- Data for this task:
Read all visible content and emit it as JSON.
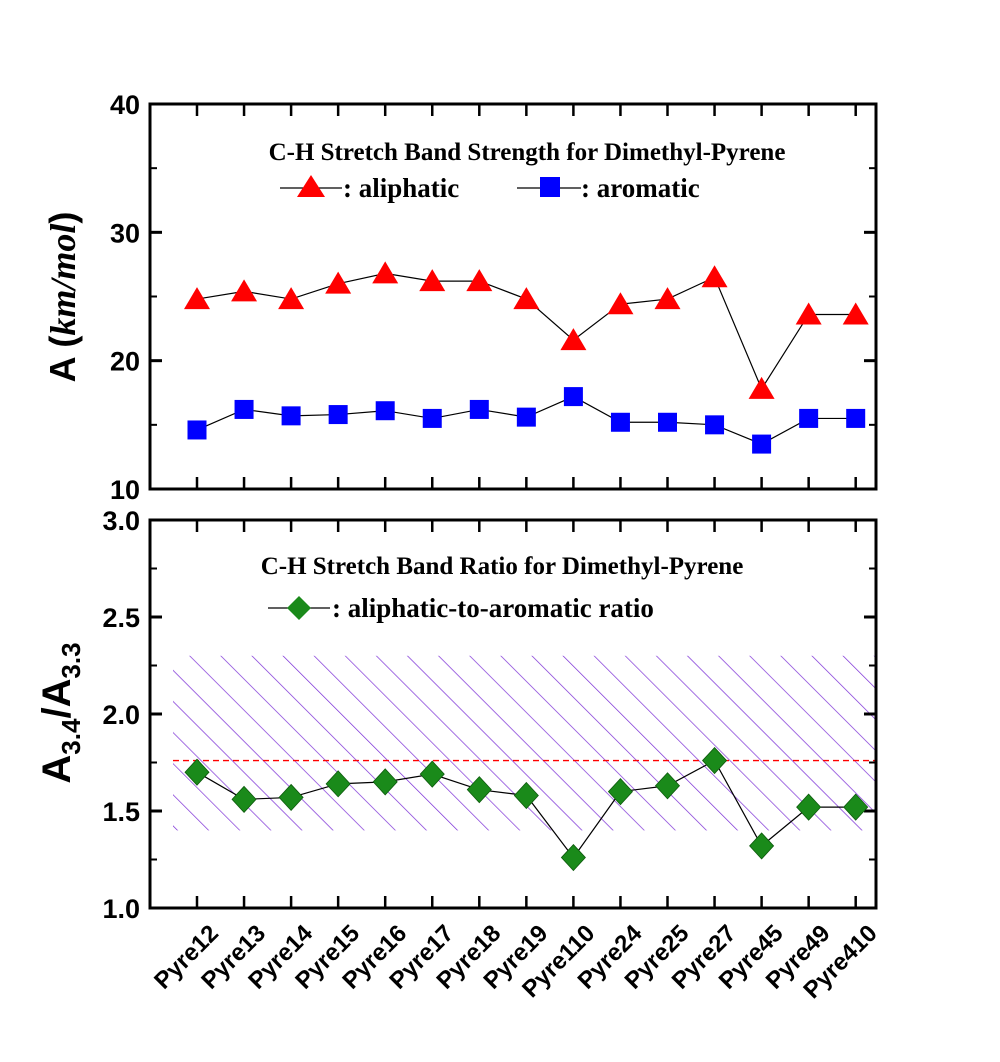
{
  "chart_data": [
    {
      "type": "line",
      "title": "C-H Stretch Band Strength for Dimethyl-Pyrene",
      "ylabel_main": "A (",
      "ylabel_unit": "km/mol",
      "ylabel_close": ")",
      "ylim": [
        10,
        40
      ],
      "yticks": [
        "10",
        "20",
        "30",
        "40"
      ],
      "categories": [
        "Pyre12",
        "Pyre13",
        "Pyre14",
        "Pyre15",
        "Pyre16",
        "Pyre17",
        "Pyre18",
        "Pyre19",
        "Pyre110",
        "Pyre24",
        "Pyre25",
        "Pyre27",
        "Pyre45",
        "Pyre49",
        "Pyre410"
      ],
      "legend_placement": "top",
      "series": [
        {
          "name": ": aliphatic",
          "marker": "triangle",
          "color": "#ff0000",
          "values": [
            24.8,
            25.4,
            24.8,
            26.0,
            26.8,
            26.2,
            26.2,
            24.8,
            21.6,
            24.4,
            24.8,
            26.5,
            17.8,
            23.6,
            23.6
          ]
        },
        {
          "name": ": aromatic",
          "marker": "square",
          "color": "#0000ff",
          "values": [
            14.6,
            16.2,
            15.7,
            15.8,
            16.1,
            15.5,
            16.2,
            15.6,
            17.2,
            15.2,
            15.2,
            15.0,
            13.5,
            15.5,
            15.5
          ]
        }
      ]
    },
    {
      "type": "line",
      "title": "C-H Stretch Band Ratio for Dimethyl-Pyrene",
      "ylabel_a1": "A",
      "ylabel_sub1": "3.4",
      "ylabel_slash": "/A",
      "ylabel_sub2": "3.3",
      "ylim": [
        1.0,
        3.0
      ],
      "yticks": [
        "1.0",
        "1.5",
        "2.0",
        "2.5",
        "3.0"
      ],
      "categories": [
        "Pyre12",
        "Pyre13",
        "Pyre14",
        "Pyre15",
        "Pyre16",
        "Pyre17",
        "Pyre18",
        "Pyre19",
        "Pyre110",
        "Pyre24",
        "Pyre25",
        "Pyre27",
        "Pyre45",
        "Pyre49",
        "Pyre410"
      ],
      "legend_placement": "top",
      "hatched_band": [
        1.4,
        2.3
      ],
      "reference_line": 1.76,
      "band_color": "#7b2fd6",
      "reference_color": "#ff0000",
      "series": [
        {
          "name": ": aliphatic-to-aromatic ratio",
          "marker": "diamond",
          "color": "#1a8a1a",
          "values": [
            1.7,
            1.56,
            1.57,
            1.64,
            1.65,
            1.69,
            1.61,
            1.58,
            1.26,
            1.6,
            1.63,
            1.76,
            1.32,
            1.52,
            1.52
          ]
        }
      ]
    }
  ]
}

- Written task: Copy out every line with the word "Dimethyl".

- Task answer:
      "title": "C-H Stretch Band Strength for Dimethyl-Pyrene",
      "title": "C-H Stretch Band Ratio for Dimethyl-Pyrene",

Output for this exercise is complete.